Brief:
Below is a block of records; repeat each one exactly.

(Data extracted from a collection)
-----

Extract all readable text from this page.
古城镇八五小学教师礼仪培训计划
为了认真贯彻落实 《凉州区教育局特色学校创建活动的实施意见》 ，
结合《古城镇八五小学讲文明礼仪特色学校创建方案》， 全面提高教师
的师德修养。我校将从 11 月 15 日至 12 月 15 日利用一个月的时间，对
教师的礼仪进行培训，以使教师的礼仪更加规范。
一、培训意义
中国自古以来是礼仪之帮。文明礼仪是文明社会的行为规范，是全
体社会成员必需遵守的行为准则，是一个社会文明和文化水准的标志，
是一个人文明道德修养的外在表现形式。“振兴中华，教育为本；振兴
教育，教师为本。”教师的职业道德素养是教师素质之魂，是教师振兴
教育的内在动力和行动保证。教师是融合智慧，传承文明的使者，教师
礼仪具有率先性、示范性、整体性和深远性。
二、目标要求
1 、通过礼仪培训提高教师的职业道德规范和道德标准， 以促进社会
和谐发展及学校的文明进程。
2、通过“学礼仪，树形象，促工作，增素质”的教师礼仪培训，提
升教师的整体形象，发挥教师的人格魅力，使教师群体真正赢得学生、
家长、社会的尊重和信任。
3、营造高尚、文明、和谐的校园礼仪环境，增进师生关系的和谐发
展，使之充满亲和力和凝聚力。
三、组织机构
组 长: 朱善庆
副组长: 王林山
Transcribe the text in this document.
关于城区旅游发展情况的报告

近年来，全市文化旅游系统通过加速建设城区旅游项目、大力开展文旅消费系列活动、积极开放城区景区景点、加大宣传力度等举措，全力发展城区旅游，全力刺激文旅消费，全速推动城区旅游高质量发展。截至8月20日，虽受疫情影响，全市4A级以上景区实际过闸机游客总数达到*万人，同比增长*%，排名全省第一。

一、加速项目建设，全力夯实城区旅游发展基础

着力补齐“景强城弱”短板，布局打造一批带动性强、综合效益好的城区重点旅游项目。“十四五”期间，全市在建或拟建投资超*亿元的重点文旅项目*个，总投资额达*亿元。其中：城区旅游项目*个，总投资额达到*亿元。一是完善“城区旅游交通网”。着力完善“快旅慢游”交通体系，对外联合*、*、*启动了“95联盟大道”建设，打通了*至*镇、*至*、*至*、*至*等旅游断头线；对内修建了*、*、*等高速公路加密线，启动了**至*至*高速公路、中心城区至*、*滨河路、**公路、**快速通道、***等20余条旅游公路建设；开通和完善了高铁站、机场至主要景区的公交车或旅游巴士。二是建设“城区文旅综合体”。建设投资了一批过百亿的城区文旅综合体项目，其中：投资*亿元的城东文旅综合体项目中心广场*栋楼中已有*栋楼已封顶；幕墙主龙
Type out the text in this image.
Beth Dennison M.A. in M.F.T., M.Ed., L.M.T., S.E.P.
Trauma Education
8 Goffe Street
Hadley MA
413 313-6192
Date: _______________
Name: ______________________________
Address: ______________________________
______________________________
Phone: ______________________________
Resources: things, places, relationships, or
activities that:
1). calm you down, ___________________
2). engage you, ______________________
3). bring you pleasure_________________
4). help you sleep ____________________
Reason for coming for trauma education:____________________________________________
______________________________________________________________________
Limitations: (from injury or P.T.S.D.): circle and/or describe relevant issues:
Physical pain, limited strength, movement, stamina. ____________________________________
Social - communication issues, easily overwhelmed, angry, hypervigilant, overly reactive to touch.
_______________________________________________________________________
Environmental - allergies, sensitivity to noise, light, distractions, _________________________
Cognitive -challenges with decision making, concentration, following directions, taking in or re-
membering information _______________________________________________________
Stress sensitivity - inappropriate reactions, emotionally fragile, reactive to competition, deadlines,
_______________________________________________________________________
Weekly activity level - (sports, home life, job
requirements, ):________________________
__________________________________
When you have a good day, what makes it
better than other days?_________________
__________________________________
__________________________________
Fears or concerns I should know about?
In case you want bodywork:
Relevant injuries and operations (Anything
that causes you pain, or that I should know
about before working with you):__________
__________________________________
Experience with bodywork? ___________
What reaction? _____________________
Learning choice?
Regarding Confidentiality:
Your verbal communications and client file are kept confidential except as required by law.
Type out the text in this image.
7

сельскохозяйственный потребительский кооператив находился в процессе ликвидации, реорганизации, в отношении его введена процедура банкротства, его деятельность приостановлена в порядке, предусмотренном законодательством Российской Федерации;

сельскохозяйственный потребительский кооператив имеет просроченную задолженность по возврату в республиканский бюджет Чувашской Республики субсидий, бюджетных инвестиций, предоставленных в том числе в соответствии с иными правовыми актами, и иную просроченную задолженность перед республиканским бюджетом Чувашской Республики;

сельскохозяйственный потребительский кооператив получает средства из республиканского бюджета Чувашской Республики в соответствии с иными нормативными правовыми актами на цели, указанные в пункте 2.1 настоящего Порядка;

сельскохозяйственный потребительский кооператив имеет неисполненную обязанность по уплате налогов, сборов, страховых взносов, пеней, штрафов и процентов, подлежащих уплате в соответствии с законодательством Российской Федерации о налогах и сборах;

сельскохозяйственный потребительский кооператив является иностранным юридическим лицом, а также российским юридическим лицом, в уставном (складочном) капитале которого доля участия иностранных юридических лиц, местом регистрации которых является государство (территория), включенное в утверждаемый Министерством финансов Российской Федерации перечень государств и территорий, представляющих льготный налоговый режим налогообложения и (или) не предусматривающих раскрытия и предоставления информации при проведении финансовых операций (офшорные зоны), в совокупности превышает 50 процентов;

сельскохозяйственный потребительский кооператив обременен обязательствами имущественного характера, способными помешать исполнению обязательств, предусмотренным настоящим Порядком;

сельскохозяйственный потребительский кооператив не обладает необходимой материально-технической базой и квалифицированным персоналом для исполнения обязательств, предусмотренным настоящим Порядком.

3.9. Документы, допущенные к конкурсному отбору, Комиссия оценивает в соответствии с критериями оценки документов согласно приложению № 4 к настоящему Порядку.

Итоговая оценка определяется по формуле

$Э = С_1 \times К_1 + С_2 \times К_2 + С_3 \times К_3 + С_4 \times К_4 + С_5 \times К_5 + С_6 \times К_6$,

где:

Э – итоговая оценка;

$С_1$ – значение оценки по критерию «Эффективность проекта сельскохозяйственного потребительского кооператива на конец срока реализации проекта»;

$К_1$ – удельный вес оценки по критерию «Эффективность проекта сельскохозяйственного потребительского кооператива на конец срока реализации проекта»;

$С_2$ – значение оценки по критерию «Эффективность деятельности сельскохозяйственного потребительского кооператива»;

-----

Answer in full:
Extract all readable text from this page.
古城镇八五小学教师礼仪培训计划
为了认真贯彻落实 《凉州区教育局特色学校创建活动的实施意见》 ，
结合《古城镇八五小学讲文明礼仪特色学校创建方案》， 全面提高教师
的师德修养。我校将从 11 月 15 日至 12 月 15 日利用一个月的时间，对
教师的礼仪进行培训，以使教师的礼仪更加规范。
一、培训意义
中国自古以来是礼仪之帮。文明礼仪是文明社会的行为规范，是全
体社会成员必需遵守的行为准则，是一个社会文明和文化水准的标志，
是一个人文明道德修养的外在表现形式。“振兴中华，教育为本；振兴
教育，教师为本。”教师的职业道德素养是教师素质之魂，是教师振兴
教育的内在动力和行动保证。教师是融合智慧，传承文明的使者，教师
礼仪具有率先性、示范性、整体性和深远性。
二、目标要求
1 、通过礼仪培训提高教师的职业道德规范和道德标准， 以促进社会
和谐发展及学校的文明进程。
2、通过“学礼仪，树形象，促工作，增素质”的教师礼仪培训，提
升教师的整体形象，发挥教师的人格魅力，使教师群体真正赢得学生、
家长、社会的尊重和信任。
3、营造高尚、文明、和谐的校园礼仪环境，增进师生关系的和谐发
展，使之充满亲和力和凝聚力。
三、组织机构
组 长: 朱善庆
副组长: 王林山
Transcribe the text in this document.
关于城区旅游发展情况的报告

近年来，全市文化旅游系统通过加速建设城区旅游项目、大力开展文旅消费系列活动、积极开放城区景区景点、加大宣传力度等举措，全力发展城区旅游，全力刺激文旅消费，全速推动城区旅游高质量发展。截至8月20日，虽受疫情影响，全市4A级以上景区实际过闸机游客总数达到*万人，同比增长*%，排名全省第一。

一、加速项目建设，全力夯实城区旅游发展基础

着力补齐“景强城弱”短板，布局打造一批带动性强、综合效益好的城区重点旅游项目。“十四五”期间，全市在建或拟建投资超*亿元的重点文旅项目*个，总投资额达*亿元。其中：城区旅游项目*个，总投资额达到*亿元。一是完善“城区旅游交通网”。着力完善“快旅慢游”交通体系，对外联合*、*、*启动了“95联盟大道”建设，打通了*至*镇、*至*、*至*、*至*等旅游断头线；对内修建了*、*、*等高速公路加密线，启动了**至*至*高速公路、中心城区至*、*滨河路、**公路、**快速通道、***等20余条旅游公路建设；开通和完善了高铁站、机场至主要景区的公交车或旅游巴士。二是建设“城区文旅综合体”。建设投资了一批过百亿的城区文旅综合体项目，其中：投资*亿元的城东文旅综合体项目中心广场*栋楼中已有*栋楼已封顶；幕墙主龙
Type out the text in this image.
Beth Dennison M.A. in M.F.T., M.Ed., L.M.T., S.E.P.
Trauma Education
8 Goffe Street
Hadley MA
413 313-6192
Date: _______________
Name: ______________________________
Address: ______________________________
______________________________
Phone: ______________________________
Resources: things, places, relationships, or
activities that:
1). calm you down, ___________________
2). engage you, ______________________
3). bring you pleasure_________________
4). help you sleep ____________________
Reason for coming for trauma education:____________________________________________
______________________________________________________________________
Limitations: (from injury or P.T.S.D.): circle and/or describe relevant issues:
Physical pain, limited strength, movement, stamina. ____________________________________
Social - communication issues, easily overwhelmed, angry, hypervigilant, overly reactive to touch.
_______________________________________________________________________
Environmental - allergies, sensitivity to noise, light, distractions, _________________________
Cognitive -challenges with decision making, concentration, following directions, taking in or re-
membering information _______________________________________________________
Stress sensitivity - inappropriate reactions, emotionally fragile, reactive to competition, deadlines,
_______________________________________________________________________
Weekly activity level - (sports, home life, job
requirements, ):________________________
__________________________________
When you have a good day, what makes it
better than other days?_________________
__________________________________
__________________________________
Fears or concerns I should know about?
In case you want bodywork:
Relevant injuries and operations (Anything
that causes you pain, or that I should know
about before working with you):__________
__________________________________
Experience with bodywork? ___________
What reaction? _____________________
Learning choice?
Regarding Confidentiality:
Your verbal communications and client file are kept confidential except as required by law.
Type out the text in this image.
7

сельскохозяйственный потребительский кооператив находился в процессе ликвидации, реорганизации, в отношении его введена процедура банкротства, его деятельность приостановлена в порядке, предусмотренном законодательством Российской Федерации;

сельскохозяйственный потребительский кооператив имеет просроченную задолженность по возврату в республиканский бюджет Чувашской Республики субсидий, бюджетных инвестиций, предоставленных в том числе в соответствии с иными правовыми актами, и иную просроченную задолженность перед республиканским бюджетом Чувашской Республики;

сельскохозяйственный потребительский кооператив получает средства из республиканского бюджета Чувашской Республики в соответствии с иными нормативными правовыми актами на цели, указанные в пункте 2.1 настоящего Порядка;

сельскохозяйственный потребительский кооператив имеет неисполненную обязанность по уплате налогов, сборов, страховых взносов, пеней, штрафов и процентов, подлежащих уплате в соответствии с законодательством Российской Федерации о налогах и сборах;

сельскохозяйственный потребительский кооператив является иностранным юридическим лицом, а также российским юридическим лицом, в уставном (складочном) капитале которого доля участия иностранных юридических лиц, местом регистрации которых является государство (территория), включенное в утверждаемый Министерством финансов Российской Федерации перечень государств и территорий, представляющих льготный налоговый режим налогообложения и (или) не предусматривающих раскрытия и предоставления информации при проведении финансовых операций (офшорные зоны), в совокупности превышает 50 процентов;

сельскохозяйственный потребительский кооператив обременен обязательствами имущественного характера, способными помешать исполнению обязательств, предусмотренным настоящим Порядком;

сельскохозяйственный потребительский кооператив не обладает необходимой материально-технической базой и квалифицированным персоналом для исполнения обязательств, предусмотренным настоящим Порядком.

3.9. Документы, допущенные к конкурсному отбору, Комиссия оценивает в соответствии с критериями оценки документов согласно приложению № 4 к настоящему Порядку.

Итоговая оценка определяется по формуле

$Э = С_1 \times К_1 + С_2 \times К_2 + С_3 \times К_3 + С_4 \times К_4 + С_5 \times К_5 + С_6 \times К_6$,

где:

Э – итоговая оценка;

$С_1$ – значение оценки по критерию «Эффективность проекта сельскохозяйственного потребительского кооператива на конец срока реализации проекта»;

$К_1$ – удельный вес оценки по критерию «Эффективность проекта сельскохозяйственного потребительского кооператива на конец срока реализации проекта»;

$С_2$ – значение оценки по критерию «Эффективность деятельности сельскохозяйственного потребительского кооператива»;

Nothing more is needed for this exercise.